◆ EXERCISE PROMPT
Write out the entire listing below exactly, with the pictures left out.

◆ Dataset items
┄┄┄┄┄┄┄┄┄┄

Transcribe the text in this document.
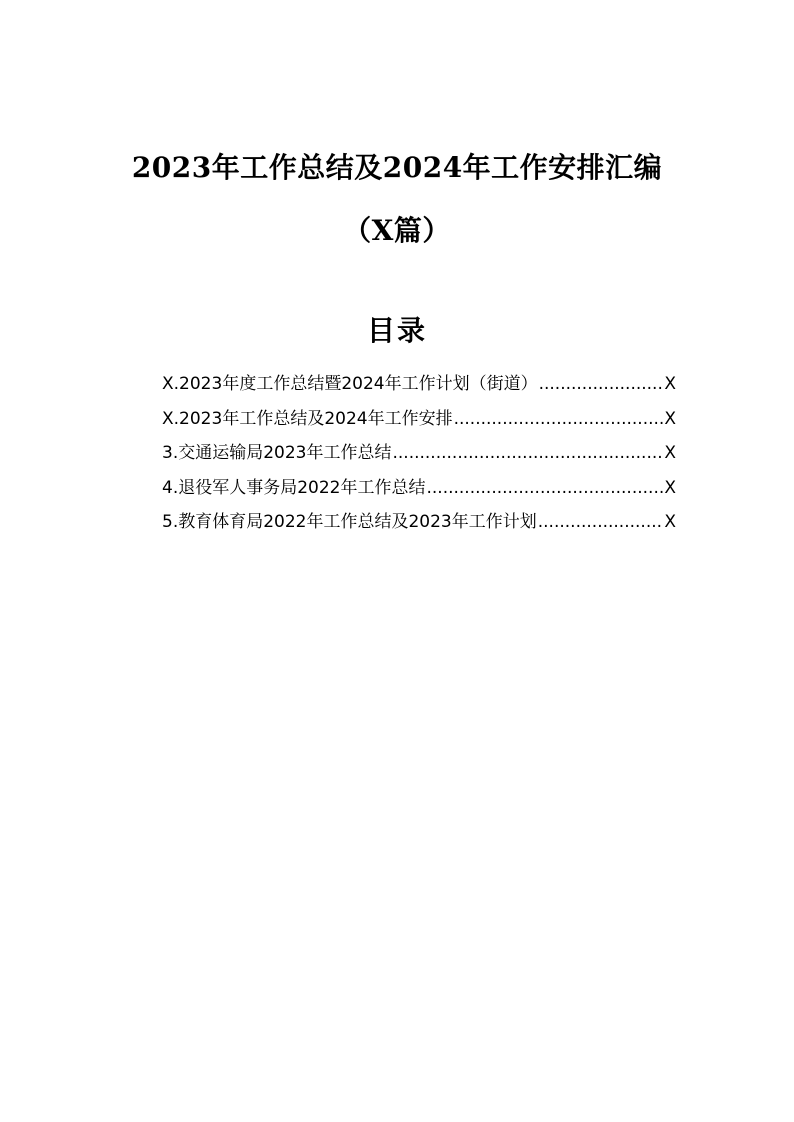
2023年工作总结及2024年工作安排汇编
（X篇）
目录
X.2023年度工作总结暨2024年工作计划（街道） .....	X
X.2023年工作总结及2024年工作安排 .....	X
3.交通运输局2023年工作总结 .....	X
4.退役军人事务局2022年工作总结 .....	X
5.教育体育局2022年工作总结及2023年工作计划 .....	X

┄┄┄┄┄┄┄┄┄┄

◆ WRITTEN ANSWER
Transcribe the text in this document.
2023年工作总结及2024年工作安排汇编
（X篇）
目录
X.2023年度工作总结暨2024年工作计划（街道） .....	X
X.2023年工作总结及2024年工作安排 .....	X
3.交通运输局2023年工作总结 .....	X
4.退役军人事务局2022年工作总结 .....	X
5.教育体育局2022年工作总结及2023年工作计划 .....	X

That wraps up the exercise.